- Goal -
Count how many lines hold the string "ikke", and give only that number.

- Input records -
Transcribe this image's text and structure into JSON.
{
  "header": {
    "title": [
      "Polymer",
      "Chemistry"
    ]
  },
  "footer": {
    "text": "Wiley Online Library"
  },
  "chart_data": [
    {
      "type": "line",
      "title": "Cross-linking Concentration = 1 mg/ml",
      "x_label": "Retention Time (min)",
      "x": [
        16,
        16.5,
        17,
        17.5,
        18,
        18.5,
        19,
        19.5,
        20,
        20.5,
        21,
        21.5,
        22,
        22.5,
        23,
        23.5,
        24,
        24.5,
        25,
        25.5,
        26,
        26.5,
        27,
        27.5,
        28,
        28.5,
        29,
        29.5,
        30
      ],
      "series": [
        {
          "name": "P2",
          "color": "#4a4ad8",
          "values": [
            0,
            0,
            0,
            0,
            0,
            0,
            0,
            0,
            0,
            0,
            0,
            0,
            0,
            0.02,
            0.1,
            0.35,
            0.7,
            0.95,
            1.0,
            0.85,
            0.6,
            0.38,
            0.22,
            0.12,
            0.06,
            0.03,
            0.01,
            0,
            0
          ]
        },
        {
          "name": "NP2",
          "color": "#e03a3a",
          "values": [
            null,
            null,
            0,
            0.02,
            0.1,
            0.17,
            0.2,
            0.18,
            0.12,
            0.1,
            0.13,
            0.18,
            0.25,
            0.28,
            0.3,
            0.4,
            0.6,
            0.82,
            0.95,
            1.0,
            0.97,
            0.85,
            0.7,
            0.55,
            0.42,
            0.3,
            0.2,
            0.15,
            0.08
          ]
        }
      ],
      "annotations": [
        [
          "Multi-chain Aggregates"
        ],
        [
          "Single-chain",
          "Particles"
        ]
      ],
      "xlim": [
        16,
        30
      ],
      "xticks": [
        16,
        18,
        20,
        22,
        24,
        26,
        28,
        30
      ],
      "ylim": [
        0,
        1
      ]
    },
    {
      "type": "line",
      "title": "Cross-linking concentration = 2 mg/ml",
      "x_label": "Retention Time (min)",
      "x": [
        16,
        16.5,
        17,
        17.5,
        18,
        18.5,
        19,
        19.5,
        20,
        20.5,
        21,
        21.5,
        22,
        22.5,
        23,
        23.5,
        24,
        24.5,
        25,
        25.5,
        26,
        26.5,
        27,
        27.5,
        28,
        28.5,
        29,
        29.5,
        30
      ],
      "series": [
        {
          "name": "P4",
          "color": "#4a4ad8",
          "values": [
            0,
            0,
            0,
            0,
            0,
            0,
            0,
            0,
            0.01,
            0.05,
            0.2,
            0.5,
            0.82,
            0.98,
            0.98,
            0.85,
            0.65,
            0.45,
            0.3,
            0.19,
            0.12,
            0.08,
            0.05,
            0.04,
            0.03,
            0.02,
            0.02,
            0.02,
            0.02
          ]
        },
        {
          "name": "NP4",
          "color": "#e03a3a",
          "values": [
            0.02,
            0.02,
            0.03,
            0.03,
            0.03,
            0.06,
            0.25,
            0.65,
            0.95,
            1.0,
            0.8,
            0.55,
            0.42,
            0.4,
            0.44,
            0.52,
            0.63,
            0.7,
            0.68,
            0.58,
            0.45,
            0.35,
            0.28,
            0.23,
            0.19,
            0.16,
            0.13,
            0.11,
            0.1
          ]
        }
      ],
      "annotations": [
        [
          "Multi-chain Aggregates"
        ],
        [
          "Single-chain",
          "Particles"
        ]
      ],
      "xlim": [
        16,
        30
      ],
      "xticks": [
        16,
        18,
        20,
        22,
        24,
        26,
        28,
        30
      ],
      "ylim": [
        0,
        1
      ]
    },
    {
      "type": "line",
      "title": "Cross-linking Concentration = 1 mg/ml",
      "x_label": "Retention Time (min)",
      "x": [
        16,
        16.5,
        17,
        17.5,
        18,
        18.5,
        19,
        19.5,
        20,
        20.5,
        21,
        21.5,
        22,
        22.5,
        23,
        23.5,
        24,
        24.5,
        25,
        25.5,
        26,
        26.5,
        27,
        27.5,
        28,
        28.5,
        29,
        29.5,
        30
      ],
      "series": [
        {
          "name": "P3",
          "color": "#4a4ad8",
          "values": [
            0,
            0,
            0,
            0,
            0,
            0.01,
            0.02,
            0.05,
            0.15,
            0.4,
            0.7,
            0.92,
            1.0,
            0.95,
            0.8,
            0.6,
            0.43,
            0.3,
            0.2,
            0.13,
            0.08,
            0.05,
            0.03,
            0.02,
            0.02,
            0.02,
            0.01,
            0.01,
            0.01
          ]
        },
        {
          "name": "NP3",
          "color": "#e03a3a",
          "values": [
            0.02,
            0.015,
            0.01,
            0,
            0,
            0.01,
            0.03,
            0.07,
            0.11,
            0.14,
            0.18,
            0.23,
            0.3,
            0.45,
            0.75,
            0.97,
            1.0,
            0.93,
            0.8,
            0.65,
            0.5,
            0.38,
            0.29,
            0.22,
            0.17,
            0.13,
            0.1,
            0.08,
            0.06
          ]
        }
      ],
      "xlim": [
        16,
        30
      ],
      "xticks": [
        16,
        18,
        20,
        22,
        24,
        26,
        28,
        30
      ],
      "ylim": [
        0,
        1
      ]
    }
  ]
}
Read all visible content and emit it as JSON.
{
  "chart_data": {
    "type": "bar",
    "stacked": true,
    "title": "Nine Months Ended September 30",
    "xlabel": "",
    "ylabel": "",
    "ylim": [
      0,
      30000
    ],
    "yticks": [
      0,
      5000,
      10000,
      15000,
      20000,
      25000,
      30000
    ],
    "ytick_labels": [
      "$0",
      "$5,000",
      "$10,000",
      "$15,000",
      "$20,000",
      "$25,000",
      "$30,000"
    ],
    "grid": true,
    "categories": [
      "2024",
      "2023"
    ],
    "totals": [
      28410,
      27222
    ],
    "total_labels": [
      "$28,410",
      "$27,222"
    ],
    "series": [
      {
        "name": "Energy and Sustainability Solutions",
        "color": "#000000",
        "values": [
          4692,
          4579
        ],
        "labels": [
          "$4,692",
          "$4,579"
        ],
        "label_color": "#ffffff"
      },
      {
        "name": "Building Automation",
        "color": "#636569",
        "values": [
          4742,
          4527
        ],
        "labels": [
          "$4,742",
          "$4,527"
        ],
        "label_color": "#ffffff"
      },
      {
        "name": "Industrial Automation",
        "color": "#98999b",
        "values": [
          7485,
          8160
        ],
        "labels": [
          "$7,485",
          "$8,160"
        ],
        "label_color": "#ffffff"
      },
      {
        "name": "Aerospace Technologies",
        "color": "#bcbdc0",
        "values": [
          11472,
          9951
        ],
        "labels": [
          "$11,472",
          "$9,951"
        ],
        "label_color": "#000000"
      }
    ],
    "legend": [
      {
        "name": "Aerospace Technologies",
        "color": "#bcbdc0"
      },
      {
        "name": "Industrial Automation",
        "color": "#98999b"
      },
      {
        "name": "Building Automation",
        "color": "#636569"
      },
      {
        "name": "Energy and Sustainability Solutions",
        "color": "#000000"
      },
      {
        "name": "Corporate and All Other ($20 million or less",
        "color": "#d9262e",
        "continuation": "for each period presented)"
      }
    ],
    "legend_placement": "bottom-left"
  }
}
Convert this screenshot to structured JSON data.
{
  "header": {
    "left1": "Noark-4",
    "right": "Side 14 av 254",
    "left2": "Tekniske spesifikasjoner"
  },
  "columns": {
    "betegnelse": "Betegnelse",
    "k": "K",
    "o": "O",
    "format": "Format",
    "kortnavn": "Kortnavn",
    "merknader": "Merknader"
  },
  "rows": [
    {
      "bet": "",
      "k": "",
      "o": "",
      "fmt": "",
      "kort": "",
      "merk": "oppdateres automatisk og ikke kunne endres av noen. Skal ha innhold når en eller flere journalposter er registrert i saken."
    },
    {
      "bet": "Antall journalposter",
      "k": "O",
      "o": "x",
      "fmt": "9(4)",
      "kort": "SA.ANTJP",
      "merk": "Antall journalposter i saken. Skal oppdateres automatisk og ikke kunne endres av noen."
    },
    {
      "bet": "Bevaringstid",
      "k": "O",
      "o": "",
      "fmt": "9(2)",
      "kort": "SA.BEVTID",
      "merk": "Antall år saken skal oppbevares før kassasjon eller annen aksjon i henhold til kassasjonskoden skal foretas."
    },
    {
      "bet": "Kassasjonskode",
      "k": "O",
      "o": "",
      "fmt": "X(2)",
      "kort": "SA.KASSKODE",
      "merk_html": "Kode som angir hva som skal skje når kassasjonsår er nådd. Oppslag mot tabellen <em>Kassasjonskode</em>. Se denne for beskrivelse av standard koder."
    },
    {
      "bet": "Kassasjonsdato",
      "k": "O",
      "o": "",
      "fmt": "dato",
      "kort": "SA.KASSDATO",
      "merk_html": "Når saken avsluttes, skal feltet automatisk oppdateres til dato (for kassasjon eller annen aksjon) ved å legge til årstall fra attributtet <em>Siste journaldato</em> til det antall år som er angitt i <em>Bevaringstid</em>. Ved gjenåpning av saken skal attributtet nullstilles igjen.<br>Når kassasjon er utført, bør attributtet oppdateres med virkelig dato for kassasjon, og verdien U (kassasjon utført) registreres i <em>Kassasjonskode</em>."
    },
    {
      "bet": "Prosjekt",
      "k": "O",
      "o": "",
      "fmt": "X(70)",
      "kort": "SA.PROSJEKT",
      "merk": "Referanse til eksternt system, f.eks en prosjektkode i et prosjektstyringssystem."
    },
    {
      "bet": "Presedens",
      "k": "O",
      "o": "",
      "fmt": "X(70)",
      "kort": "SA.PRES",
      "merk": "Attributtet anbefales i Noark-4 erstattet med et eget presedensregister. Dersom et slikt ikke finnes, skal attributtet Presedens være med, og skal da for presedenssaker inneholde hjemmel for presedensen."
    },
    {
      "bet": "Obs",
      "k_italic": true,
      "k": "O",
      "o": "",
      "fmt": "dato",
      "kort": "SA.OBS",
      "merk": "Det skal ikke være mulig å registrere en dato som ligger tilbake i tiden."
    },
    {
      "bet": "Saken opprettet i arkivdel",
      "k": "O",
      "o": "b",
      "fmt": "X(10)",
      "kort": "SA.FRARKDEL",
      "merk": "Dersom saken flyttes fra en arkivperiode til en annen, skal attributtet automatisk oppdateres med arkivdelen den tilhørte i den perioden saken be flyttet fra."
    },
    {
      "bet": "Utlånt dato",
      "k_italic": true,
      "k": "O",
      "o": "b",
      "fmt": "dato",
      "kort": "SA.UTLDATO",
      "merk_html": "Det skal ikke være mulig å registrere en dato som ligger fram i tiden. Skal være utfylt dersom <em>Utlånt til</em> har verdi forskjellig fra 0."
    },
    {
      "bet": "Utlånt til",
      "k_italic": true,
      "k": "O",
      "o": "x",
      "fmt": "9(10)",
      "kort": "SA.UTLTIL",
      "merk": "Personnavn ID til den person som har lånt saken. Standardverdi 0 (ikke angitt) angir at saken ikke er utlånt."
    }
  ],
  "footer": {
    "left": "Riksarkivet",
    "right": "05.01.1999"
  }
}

- Output of the exercise -
6